(GOAL) Transcribe the records below in full; pictures stay out of the copy.

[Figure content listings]

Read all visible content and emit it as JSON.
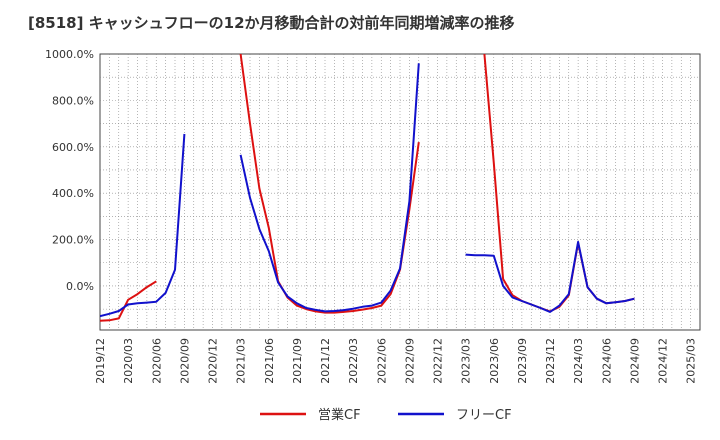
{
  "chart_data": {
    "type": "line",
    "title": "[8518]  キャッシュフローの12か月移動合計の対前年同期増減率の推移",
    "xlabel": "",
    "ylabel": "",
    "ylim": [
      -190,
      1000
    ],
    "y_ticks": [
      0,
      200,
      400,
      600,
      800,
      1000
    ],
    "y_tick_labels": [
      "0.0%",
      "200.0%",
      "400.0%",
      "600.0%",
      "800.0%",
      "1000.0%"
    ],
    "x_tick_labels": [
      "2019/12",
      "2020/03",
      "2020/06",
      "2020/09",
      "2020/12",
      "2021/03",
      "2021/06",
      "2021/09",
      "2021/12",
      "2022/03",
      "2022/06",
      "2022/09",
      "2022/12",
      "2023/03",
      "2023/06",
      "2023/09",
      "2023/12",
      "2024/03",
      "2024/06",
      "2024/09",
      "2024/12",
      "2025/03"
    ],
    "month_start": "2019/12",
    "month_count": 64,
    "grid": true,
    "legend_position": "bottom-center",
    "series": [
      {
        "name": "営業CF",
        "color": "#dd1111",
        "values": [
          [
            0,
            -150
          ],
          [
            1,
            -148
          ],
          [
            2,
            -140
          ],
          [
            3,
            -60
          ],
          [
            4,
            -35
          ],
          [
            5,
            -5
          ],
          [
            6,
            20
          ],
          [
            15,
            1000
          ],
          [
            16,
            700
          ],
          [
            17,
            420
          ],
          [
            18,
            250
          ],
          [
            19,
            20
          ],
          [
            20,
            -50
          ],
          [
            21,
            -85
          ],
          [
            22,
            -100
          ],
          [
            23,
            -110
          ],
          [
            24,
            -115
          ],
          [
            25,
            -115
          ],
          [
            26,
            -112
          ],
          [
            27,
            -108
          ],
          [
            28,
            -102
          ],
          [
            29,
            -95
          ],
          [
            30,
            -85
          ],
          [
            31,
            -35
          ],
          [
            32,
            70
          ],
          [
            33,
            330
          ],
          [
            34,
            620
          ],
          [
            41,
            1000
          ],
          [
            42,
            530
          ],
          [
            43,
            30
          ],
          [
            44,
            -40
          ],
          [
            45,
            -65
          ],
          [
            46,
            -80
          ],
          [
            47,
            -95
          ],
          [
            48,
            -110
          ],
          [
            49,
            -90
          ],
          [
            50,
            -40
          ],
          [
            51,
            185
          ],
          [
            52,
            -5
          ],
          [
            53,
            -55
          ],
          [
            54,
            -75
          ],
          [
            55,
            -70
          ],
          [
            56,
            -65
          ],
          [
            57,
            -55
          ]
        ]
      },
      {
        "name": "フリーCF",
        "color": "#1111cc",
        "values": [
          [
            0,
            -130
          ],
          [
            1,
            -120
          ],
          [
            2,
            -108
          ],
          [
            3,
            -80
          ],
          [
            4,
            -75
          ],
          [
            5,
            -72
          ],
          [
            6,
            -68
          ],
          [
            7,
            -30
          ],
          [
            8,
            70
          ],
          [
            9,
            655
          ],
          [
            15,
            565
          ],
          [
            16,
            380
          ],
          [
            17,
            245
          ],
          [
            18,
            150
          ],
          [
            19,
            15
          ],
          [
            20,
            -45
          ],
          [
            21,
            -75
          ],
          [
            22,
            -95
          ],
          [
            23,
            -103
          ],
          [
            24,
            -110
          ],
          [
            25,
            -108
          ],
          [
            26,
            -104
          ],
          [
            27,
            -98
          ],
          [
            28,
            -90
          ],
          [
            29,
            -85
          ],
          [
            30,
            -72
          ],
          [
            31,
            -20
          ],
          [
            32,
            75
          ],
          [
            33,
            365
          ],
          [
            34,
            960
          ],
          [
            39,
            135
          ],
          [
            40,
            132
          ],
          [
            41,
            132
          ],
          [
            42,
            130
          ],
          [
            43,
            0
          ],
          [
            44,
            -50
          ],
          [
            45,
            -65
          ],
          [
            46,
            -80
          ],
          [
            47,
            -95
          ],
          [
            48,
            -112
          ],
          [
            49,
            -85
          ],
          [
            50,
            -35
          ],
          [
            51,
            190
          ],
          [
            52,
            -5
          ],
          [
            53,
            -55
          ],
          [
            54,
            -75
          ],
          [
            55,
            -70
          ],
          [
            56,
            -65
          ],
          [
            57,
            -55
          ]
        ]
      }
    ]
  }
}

(ANSWER TO THIS TASK)
Read all visible content and emit it as JSON.
{
  "chart_data": {
    "type": "line",
    "title": "[8518]  キャッシュフローの12か月移動合計の対前年同期増減率の推移",
    "xlabel": "",
    "ylabel": "",
    "ylim": [
      -190,
      1000
    ],
    "y_ticks": [
      0,
      200,
      400,
      600,
      800,
      1000
    ],
    "y_tick_labels": [
      "0.0%",
      "200.0%",
      "400.0%",
      "600.0%",
      "800.0%",
      "1000.0%"
    ],
    "x_tick_labels": [
      "2019/12",
      "2020/03",
      "2020/06",
      "2020/09",
      "2020/12",
      "2021/03",
      "2021/06",
      "2021/09",
      "2021/12",
      "2022/03",
      "2022/06",
      "2022/09",
      "2022/12",
      "2023/03",
      "2023/06",
      "2023/09",
      "2023/12",
      "2024/03",
      "2024/06",
      "2024/09",
      "2024/12",
      "2025/03"
    ],
    "month_start": "2019/12",
    "month_count": 64,
    "grid": true,
    "legend_position": "bottom-center",
    "series": [
      {
        "name": "営業CF",
        "color": "#dd1111",
        "values": [
          [
            0,
            -150
          ],
          [
            1,
            -148
          ],
          [
            2,
            -140
          ],
          [
            3,
            -60
          ],
          [
            4,
            -35
          ],
          [
            5,
            -5
          ],
          [
            6,
            20
          ],
          [
            15,
            1000
          ],
          [
            16,
            700
          ],
          [
            17,
            420
          ],
          [
            18,
            250
          ],
          [
            19,
            20
          ],
          [
            20,
            -50
          ],
          [
            21,
            -85
          ],
          [
            22,
            -100
          ],
          [
            23,
            -110
          ],
          [
            24,
            -115
          ],
          [
            25,
            -115
          ],
          [
            26,
            -112
          ],
          [
            27,
            -108
          ],
          [
            28,
            -102
          ],
          [
            29,
            -95
          ],
          [
            30,
            -85
          ],
          [
            31,
            -35
          ],
          [
            32,
            70
          ],
          [
            33,
            330
          ],
          [
            34,
            620
          ],
          [
            41,
            1000
          ],
          [
            42,
            530
          ],
          [
            43,
            30
          ],
          [
            44,
            -40
          ],
          [
            45,
            -65
          ],
          [
            46,
            -80
          ],
          [
            47,
            -95
          ],
          [
            48,
            -110
          ],
          [
            49,
            -90
          ],
          [
            50,
            -40
          ],
          [
            51,
            185
          ],
          [
            52,
            -5
          ],
          [
            53,
            -55
          ],
          [
            54,
            -75
          ],
          [
            55,
            -70
          ],
          [
            56,
            -65
          ],
          [
            57,
            -55
          ]
        ]
      },
      {
        "name": "フリーCF",
        "color": "#1111cc",
        "values": [
          [
            0,
            -130
          ],
          [
            1,
            -120
          ],
          [
            2,
            -108
          ],
          [
            3,
            -80
          ],
          [
            4,
            -75
          ],
          [
            5,
            -72
          ],
          [
            6,
            -68
          ],
          [
            7,
            -30
          ],
          [
            8,
            70
          ],
          [
            9,
            655
          ],
          [
            15,
            565
          ],
          [
            16,
            380
          ],
          [
            17,
            245
          ],
          [
            18,
            150
          ],
          [
            19,
            15
          ],
          [
            20,
            -45
          ],
          [
            21,
            -75
          ],
          [
            22,
            -95
          ],
          [
            23,
            -103
          ],
          [
            24,
            -110
          ],
          [
            25,
            -108
          ],
          [
            26,
            -104
          ],
          [
            27,
            -98
          ],
          [
            28,
            -90
          ],
          [
            29,
            -85
          ],
          [
            30,
            -72
          ],
          [
            31,
            -20
          ],
          [
            32,
            75
          ],
          [
            33,
            365
          ],
          [
            34,
            960
          ],
          [
            39,
            135
          ],
          [
            40,
            132
          ],
          [
            41,
            132
          ],
          [
            42,
            130
          ],
          [
            43,
            0
          ],
          [
            44,
            -50
          ],
          [
            45,
            -65
          ],
          [
            46,
            -80
          ],
          [
            47,
            -95
          ],
          [
            48,
            -112
          ],
          [
            49,
            -85
          ],
          [
            50,
            -35
          ],
          [
            51,
            190
          ],
          [
            52,
            -5
          ],
          [
            53,
            -55
          ],
          [
            54,
            -75
          ],
          [
            55,
            -70
          ],
          [
            56,
            -65
          ],
          [
            57,
            -55
          ]
        ]
      }
    ]
  }
}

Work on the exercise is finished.